■ **WHAT YOU HAVE TO DO**
Report the number of lines where the string "this" occurs, and write nothing else.

■ **DATASET EXTRACT**
>>>>>
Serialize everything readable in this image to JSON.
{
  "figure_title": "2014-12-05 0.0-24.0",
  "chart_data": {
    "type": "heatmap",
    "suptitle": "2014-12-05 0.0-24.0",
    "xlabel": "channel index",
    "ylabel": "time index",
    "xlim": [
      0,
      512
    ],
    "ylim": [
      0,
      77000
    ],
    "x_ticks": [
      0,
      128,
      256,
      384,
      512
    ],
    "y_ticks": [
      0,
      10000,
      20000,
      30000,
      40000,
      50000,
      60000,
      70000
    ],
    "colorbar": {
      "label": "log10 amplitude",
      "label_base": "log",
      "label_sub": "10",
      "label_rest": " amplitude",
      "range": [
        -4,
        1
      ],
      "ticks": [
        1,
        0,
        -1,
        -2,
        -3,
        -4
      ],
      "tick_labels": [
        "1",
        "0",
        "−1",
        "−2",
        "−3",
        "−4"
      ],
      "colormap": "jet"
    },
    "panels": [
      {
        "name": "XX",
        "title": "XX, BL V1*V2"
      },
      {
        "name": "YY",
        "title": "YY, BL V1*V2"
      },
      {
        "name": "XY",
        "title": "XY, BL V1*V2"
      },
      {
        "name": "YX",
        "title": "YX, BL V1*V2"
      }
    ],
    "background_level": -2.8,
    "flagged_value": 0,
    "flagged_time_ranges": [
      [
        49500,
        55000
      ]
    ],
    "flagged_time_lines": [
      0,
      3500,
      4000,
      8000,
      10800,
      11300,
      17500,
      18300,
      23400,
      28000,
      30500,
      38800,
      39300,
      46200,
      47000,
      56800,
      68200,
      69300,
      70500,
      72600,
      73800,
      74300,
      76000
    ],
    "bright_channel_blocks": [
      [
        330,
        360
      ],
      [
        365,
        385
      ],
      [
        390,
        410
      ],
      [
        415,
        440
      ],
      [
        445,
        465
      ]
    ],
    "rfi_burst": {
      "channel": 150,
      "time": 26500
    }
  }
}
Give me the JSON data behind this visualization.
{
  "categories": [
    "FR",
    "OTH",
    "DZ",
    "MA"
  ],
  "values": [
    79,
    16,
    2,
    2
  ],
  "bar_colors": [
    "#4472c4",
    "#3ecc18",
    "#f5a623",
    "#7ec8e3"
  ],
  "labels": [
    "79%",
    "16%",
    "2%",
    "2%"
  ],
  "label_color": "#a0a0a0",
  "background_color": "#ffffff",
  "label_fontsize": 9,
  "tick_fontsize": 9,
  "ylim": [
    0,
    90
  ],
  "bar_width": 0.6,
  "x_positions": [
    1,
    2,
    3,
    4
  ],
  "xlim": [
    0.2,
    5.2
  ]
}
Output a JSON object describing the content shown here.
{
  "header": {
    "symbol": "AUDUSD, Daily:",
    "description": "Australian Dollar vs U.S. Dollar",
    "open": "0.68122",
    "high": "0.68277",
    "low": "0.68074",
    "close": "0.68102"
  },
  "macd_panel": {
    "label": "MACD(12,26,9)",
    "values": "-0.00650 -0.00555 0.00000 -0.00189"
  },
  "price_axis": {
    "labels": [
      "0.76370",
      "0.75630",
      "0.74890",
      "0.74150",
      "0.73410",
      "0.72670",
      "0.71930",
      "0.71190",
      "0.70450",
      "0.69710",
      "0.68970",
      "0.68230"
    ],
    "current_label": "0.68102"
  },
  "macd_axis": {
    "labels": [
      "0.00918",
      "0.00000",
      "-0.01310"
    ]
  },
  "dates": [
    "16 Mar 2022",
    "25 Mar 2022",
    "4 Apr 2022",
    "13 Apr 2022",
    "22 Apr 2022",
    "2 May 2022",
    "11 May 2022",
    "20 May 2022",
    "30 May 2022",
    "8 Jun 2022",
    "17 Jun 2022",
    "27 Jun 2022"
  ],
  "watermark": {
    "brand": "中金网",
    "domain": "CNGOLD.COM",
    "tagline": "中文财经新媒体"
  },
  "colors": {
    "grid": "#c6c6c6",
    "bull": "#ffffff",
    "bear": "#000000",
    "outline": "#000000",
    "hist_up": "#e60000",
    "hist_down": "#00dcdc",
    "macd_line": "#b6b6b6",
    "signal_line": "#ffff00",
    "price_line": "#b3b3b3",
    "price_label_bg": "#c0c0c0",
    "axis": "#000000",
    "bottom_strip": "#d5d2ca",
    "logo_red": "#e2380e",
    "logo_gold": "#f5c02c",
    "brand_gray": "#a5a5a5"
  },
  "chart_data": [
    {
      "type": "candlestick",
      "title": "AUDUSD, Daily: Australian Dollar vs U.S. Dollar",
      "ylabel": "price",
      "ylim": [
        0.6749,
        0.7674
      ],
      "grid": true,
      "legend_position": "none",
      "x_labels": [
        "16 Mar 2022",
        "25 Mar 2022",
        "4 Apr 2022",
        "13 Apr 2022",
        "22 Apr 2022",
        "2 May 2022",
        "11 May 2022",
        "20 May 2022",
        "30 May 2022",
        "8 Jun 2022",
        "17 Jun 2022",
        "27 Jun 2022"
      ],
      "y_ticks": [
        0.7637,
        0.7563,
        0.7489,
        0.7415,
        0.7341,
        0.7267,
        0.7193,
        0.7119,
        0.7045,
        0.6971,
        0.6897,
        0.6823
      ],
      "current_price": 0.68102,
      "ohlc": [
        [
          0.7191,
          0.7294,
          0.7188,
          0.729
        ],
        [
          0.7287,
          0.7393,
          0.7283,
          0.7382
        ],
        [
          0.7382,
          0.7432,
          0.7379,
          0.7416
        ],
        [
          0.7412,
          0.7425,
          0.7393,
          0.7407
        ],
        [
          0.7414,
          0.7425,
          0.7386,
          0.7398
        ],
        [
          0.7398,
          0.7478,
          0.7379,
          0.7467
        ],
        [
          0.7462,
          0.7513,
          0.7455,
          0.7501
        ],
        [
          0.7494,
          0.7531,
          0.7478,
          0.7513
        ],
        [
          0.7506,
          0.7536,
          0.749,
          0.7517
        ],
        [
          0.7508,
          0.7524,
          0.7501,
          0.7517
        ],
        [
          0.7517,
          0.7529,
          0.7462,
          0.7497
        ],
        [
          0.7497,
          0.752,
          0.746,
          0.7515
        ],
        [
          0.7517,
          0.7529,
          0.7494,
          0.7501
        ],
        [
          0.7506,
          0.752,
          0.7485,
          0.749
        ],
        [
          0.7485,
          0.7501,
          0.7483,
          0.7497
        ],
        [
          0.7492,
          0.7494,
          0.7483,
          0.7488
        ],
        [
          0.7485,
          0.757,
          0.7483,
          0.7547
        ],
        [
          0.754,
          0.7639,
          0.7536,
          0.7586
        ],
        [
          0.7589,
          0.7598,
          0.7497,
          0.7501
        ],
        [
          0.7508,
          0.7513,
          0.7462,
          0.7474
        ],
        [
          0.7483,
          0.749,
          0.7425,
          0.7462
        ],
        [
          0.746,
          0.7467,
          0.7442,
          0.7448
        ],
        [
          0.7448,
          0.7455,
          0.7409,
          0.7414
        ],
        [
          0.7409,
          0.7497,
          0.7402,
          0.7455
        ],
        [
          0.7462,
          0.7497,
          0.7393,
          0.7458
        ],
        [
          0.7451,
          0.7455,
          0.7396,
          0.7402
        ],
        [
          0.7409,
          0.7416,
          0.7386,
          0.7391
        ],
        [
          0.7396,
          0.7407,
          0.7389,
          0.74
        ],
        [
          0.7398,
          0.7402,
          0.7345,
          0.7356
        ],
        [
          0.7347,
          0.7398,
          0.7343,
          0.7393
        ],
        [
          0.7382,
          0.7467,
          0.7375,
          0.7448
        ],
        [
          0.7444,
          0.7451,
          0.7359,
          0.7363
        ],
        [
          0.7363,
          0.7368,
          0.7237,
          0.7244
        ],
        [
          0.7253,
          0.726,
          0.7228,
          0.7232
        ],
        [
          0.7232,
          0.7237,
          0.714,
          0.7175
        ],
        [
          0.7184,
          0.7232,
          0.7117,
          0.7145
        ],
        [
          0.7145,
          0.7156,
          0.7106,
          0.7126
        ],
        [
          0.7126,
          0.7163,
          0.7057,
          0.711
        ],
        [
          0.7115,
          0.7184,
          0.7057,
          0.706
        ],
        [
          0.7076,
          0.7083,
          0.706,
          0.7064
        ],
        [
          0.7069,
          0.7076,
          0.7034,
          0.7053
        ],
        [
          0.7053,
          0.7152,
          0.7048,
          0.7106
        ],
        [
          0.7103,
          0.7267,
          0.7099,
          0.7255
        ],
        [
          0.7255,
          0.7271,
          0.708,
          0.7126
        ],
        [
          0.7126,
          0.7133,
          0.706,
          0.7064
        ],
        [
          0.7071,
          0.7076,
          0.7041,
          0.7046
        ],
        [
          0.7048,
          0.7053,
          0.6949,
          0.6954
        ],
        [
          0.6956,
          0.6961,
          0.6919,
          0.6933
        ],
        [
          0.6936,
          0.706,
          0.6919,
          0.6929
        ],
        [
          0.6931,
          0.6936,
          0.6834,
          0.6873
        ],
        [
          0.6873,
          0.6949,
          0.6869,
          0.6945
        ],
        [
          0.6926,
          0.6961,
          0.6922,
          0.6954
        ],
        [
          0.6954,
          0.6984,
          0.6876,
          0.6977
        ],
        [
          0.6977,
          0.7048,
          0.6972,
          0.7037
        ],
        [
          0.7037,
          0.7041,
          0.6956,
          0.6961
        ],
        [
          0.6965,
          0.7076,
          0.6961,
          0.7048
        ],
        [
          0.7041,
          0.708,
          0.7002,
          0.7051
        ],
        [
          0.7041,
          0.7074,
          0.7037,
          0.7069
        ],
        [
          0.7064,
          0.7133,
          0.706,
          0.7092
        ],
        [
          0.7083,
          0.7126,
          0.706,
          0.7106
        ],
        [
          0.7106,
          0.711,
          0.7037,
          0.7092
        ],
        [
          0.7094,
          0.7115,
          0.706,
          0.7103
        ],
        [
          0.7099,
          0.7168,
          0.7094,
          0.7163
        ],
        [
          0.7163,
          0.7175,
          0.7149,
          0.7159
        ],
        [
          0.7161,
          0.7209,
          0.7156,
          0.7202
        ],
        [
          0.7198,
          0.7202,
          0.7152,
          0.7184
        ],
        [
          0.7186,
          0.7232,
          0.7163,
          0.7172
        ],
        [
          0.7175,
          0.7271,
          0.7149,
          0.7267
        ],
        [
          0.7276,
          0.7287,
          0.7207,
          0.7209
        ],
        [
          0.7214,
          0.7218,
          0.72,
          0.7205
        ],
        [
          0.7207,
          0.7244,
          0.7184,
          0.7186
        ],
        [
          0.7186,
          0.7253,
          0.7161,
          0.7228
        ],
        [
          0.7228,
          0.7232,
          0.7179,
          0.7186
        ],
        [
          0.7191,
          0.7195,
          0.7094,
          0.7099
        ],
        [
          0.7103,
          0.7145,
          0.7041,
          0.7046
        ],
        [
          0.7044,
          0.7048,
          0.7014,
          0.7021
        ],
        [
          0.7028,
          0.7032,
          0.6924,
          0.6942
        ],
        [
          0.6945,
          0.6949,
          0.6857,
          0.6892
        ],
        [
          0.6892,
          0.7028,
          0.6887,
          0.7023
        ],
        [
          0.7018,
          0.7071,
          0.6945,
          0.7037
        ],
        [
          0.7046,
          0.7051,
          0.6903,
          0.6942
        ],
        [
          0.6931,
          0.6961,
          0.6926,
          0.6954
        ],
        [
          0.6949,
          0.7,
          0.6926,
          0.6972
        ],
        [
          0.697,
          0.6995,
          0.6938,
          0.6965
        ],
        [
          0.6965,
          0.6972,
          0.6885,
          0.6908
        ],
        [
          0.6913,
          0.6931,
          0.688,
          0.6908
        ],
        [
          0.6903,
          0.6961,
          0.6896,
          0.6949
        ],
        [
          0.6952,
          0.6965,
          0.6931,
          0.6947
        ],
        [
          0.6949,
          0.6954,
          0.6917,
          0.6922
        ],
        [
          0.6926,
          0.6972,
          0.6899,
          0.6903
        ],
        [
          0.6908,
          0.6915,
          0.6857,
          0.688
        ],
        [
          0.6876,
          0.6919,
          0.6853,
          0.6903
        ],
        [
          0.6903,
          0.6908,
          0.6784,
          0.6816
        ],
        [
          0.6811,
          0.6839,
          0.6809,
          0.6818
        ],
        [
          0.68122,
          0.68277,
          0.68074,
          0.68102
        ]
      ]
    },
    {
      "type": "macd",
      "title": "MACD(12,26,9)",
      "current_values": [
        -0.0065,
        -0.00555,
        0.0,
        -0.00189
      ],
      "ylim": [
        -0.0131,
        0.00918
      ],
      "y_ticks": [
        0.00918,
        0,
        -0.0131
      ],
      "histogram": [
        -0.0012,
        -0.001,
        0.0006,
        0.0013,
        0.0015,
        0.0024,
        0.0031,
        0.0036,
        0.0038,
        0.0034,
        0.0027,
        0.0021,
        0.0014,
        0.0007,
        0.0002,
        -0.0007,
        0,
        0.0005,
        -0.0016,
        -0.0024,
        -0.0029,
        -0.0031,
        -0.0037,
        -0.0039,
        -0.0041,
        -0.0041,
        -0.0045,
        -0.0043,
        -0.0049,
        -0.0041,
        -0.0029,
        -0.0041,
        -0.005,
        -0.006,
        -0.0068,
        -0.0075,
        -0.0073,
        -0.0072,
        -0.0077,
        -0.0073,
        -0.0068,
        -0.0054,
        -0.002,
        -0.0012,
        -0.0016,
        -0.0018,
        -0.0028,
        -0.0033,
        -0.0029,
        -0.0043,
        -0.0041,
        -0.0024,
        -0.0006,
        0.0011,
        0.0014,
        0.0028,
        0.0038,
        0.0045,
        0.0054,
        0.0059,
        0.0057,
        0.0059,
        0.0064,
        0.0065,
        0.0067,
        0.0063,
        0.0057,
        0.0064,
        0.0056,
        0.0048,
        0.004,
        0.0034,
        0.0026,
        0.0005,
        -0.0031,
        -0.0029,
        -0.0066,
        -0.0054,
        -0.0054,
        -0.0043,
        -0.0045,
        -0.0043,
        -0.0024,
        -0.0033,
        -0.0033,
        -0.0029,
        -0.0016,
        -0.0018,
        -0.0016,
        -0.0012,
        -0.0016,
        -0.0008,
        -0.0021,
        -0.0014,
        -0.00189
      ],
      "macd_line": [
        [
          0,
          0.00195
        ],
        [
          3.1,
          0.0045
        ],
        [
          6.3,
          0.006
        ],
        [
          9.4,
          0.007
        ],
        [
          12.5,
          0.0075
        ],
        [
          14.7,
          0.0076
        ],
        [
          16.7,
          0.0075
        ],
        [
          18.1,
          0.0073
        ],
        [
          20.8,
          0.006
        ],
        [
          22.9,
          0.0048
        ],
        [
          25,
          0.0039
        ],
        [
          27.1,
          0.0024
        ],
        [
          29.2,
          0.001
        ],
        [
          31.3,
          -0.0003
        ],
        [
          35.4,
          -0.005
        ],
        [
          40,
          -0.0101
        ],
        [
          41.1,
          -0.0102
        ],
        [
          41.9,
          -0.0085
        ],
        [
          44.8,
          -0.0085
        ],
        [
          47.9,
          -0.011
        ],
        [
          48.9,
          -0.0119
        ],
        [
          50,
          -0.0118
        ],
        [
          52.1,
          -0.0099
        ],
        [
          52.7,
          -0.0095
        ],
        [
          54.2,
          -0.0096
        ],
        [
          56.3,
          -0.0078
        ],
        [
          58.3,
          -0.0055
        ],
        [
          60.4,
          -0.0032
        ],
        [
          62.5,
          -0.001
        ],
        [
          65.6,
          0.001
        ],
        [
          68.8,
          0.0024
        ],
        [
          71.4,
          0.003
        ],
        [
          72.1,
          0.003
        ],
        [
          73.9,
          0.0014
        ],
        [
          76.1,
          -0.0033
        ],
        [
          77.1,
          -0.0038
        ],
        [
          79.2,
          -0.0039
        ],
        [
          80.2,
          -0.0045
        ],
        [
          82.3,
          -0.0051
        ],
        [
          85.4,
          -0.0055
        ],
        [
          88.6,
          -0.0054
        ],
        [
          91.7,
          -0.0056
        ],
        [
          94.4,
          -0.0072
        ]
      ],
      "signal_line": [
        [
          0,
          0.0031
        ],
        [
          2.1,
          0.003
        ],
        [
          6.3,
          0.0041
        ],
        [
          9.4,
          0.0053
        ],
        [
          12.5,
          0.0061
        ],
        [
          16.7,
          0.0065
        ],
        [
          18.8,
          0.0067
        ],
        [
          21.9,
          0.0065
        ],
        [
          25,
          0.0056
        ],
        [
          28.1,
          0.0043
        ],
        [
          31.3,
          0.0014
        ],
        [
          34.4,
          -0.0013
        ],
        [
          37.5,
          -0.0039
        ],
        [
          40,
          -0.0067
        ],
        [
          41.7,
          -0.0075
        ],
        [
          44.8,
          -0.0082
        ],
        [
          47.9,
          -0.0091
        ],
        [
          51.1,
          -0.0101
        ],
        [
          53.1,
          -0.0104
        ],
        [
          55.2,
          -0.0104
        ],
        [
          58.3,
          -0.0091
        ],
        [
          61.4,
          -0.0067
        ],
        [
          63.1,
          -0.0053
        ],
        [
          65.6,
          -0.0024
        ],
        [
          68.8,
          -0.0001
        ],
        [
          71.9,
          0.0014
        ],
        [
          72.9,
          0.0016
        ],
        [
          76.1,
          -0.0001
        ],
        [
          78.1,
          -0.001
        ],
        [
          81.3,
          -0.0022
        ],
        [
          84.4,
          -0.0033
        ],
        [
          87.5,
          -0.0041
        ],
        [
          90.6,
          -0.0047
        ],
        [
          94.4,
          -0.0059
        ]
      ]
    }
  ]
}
<<<<<
■ **RESULT**
2